▶ _What is required_:
Render the following material again verbatim, leaving nothing out.

Raw records

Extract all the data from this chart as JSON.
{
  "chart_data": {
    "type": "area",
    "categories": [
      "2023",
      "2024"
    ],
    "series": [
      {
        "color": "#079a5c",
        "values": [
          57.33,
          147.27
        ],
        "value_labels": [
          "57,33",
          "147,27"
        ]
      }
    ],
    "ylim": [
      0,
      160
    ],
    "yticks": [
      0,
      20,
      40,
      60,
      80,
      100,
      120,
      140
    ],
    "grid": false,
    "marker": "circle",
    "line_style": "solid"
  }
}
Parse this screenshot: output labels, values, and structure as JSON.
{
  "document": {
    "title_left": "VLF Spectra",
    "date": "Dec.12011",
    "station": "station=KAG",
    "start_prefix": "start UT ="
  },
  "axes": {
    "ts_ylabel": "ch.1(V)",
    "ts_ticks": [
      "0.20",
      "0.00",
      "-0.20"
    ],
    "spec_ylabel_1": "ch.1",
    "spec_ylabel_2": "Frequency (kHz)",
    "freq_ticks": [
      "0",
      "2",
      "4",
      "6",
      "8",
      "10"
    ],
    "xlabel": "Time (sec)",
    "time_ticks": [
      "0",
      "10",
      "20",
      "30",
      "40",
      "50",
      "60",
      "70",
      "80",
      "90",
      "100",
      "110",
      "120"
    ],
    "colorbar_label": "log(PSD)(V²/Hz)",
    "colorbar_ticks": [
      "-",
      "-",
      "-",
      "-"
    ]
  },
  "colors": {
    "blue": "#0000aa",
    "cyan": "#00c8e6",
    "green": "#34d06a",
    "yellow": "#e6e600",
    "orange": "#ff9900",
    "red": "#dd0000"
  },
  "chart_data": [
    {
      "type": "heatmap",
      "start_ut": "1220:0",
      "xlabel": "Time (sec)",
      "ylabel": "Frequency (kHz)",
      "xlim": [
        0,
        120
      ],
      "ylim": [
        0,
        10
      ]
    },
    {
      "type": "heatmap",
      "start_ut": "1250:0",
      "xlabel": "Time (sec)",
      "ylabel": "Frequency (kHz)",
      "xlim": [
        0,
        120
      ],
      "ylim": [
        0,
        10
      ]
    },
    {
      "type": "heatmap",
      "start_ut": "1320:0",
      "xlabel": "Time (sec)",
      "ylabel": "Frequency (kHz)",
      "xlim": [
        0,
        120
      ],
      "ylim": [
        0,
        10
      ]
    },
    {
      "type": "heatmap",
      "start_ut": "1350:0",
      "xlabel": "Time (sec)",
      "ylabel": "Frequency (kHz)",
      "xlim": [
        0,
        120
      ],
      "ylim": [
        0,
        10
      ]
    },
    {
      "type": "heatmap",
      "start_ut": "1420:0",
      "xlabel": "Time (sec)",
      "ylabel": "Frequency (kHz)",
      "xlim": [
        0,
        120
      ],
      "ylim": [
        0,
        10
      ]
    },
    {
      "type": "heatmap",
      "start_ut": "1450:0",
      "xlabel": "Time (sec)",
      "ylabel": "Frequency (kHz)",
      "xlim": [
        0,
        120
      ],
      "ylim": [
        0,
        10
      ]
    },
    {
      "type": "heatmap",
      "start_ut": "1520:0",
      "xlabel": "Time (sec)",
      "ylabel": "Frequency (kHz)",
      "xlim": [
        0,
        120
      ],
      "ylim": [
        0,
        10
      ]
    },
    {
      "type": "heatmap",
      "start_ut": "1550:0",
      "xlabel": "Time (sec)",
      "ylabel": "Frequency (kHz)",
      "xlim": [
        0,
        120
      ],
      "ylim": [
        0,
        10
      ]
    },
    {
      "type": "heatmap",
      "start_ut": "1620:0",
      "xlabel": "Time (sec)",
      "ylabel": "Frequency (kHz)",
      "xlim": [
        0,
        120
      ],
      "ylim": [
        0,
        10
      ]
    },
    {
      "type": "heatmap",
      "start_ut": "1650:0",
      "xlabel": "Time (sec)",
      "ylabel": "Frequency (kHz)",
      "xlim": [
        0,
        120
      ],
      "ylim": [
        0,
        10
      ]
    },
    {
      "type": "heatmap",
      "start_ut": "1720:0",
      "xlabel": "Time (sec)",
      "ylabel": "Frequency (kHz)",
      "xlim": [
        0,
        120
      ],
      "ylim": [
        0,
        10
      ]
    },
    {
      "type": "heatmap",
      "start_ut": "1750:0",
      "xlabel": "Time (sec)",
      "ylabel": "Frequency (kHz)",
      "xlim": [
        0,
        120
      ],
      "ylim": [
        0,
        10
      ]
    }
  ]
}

▶ _Result below_:
Extract all the data from this chart as JSON.
{
  "chart_data": {
    "type": "area",
    "categories": [
      "2023",
      "2024"
    ],
    "series": [
      {
        "color": "#079a5c",
        "values": [
          57.33,
          147.27
        ],
        "value_labels": [
          "57,33",
          "147,27"
        ]
      }
    ],
    "ylim": [
      0,
      160
    ],
    "yticks": [
      0,
      20,
      40,
      60,
      80,
      100,
      120,
      140
    ],
    "grid": false,
    "marker": "circle",
    "line_style": "solid"
  }
}
Parse this screenshot: output labels, values, and structure as JSON.
{
  "document": {
    "title_left": "VLF Spectra",
    "date": "Dec.12011",
    "station": "station=KAG",
    "start_prefix": "start UT ="
  },
  "axes": {
    "ts_ylabel": "ch.1(V)",
    "ts_ticks": [
      "0.20",
      "0.00",
      "-0.20"
    ],
    "spec_ylabel_1": "ch.1",
    "spec_ylabel_2": "Frequency (kHz)",
    "freq_ticks": [
      "0",
      "2",
      "4",
      "6",
      "8",
      "10"
    ],
    "xlabel": "Time (sec)",
    "time_ticks": [
      "0",
      "10",
      "20",
      "30",
      "40",
      "50",
      "60",
      "70",
      "80",
      "90",
      "100",
      "110",
      "120"
    ],
    "colorbar_label": "log(PSD)(V²/Hz)",
    "colorbar_ticks": [
      "-",
      "-",
      "-",
      "-"
    ]
  },
  "colors": {
    "blue": "#0000aa",
    "cyan": "#00c8e6",
    "green": "#34d06a",
    "yellow": "#e6e600",
    "orange": "#ff9900",
    "red": "#dd0000"
  },
  "chart_data": [
    {
      "type": "heatmap",
      "start_ut": "1220:0",
      "xlabel": "Time (sec)",
      "ylabel": "Frequency (kHz)",
      "xlim": [
        0,
        120
      ],
      "ylim": [
        0,
        10
      ]
    },
    {
      "type": "heatmap",
      "start_ut": "1250:0",
      "xlabel": "Time (sec)",
      "ylabel": "Frequency (kHz)",
      "xlim": [
        0,
        120
      ],
      "ylim": [
        0,
        10
      ]
    },
    {
      "type": "heatmap",
      "start_ut": "1320:0",
      "xlabel": "Time (sec)",
      "ylabel": "Frequency (kHz)",
      "xlim": [
        0,
        120
      ],
      "ylim": [
        0,
        10
      ]
    },
    {
      "type": "heatmap",
      "start_ut": "1350:0",
      "xlabel": "Time (sec)",
      "ylabel": "Frequency (kHz)",
      "xlim": [
        0,
        120
      ],
      "ylim": [
        0,
        10
      ]
    },
    {
      "type": "heatmap",
      "start_ut": "1420:0",
      "xlabel": "Time (sec)",
      "ylabel": "Frequency (kHz)",
      "xlim": [
        0,
        120
      ],
      "ylim": [
        0,
        10
      ]
    },
    {
      "type": "heatmap",
      "start_ut": "1450:0",
      "xlabel": "Time (sec)",
      "ylabel": "Frequency (kHz)",
      "xlim": [
        0,
        120
      ],
      "ylim": [
        0,
        10
      ]
    },
    {
      "type": "heatmap",
      "start_ut": "1520:0",
      "xlabel": "Time (sec)",
      "ylabel": "Frequency (kHz)",
      "xlim": [
        0,
        120
      ],
      "ylim": [
        0,
        10
      ]
    },
    {
      "type": "heatmap",
      "start_ut": "1550:0",
      "xlabel": "Time (sec)",
      "ylabel": "Frequency (kHz)",
      "xlim": [
        0,
        120
      ],
      "ylim": [
        0,
        10
      ]
    },
    {
      "type": "heatmap",
      "start_ut": "1620:0",
      "xlabel": "Time (sec)",
      "ylabel": "Frequency (kHz)",
      "xlim": [
        0,
        120
      ],
      "ylim": [
        0,
        10
      ]
    },
    {
      "type": "heatmap",
      "start_ut": "1650:0",
      "xlabel": "Time (sec)",
      "ylabel": "Frequency (kHz)",
      "xlim": [
        0,
        120
      ],
      "ylim": [
        0,
        10
      ]
    },
    {
      "type": "heatmap",
      "start_ut": "1720:0",
      "xlabel": "Time (sec)",
      "ylabel": "Frequency (kHz)",
      "xlim": [
        0,
        120
      ],
      "ylim": [
        0,
        10
      ]
    },
    {
      "type": "heatmap",
      "start_ut": "1750:0",
      "xlabel": "Time (sec)",
      "ylabel": "Frequency (kHz)",
      "xlim": [
        0,
        120
      ],
      "ylim": [
        0,
        10
      ]
    }
  ]
}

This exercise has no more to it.